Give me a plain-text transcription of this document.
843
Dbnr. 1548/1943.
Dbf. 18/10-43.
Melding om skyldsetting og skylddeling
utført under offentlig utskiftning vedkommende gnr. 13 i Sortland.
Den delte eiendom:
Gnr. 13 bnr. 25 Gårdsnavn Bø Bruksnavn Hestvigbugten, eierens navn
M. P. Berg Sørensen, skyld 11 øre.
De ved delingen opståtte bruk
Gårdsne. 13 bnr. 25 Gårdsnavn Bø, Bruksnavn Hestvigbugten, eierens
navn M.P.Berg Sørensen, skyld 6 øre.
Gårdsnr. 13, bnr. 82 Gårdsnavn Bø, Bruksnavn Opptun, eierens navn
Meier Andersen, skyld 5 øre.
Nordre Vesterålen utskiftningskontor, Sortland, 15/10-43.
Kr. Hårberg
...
┄┄┄┄┄┄┄┄┄┄┄┄┄┄┄┄┄┄┄┄
• [SET TASK] Give all the entries again exactly; leave none out.

• [RESULT OF THE EXERCISE]
Give me a plain-text transcription of this document.
843
Dbnr. 1548/1943.
Dbf. 18/10-43.
Melding om skyldsetting og skylddeling
utført under offentlig utskiftning vedkommende gnr. 13 i Sortland.
Den delte eiendom:
Gnr. 13 bnr. 25 Gårdsnavn Bø Bruksnavn Hestvigbugten, eierens navn
M. P. Berg Sørensen, skyld 11 øre.
De ved delingen opståtte bruk
Gårdsne. 13 bnr. 25 Gårdsnavn Bø, Bruksnavn Hestvigbugten, eierens
navn M.P.Berg Sørensen, skyld 6 øre.
Gårdsnr. 13, bnr. 82 Gårdsnavn Bø, Bruksnavn Opptun, eierens navn
Meier Andersen, skyld 5 øre.
Nordre Vesterålen utskiftningskontor, Sortland, 15/10-43.
Kr. Hårberg
...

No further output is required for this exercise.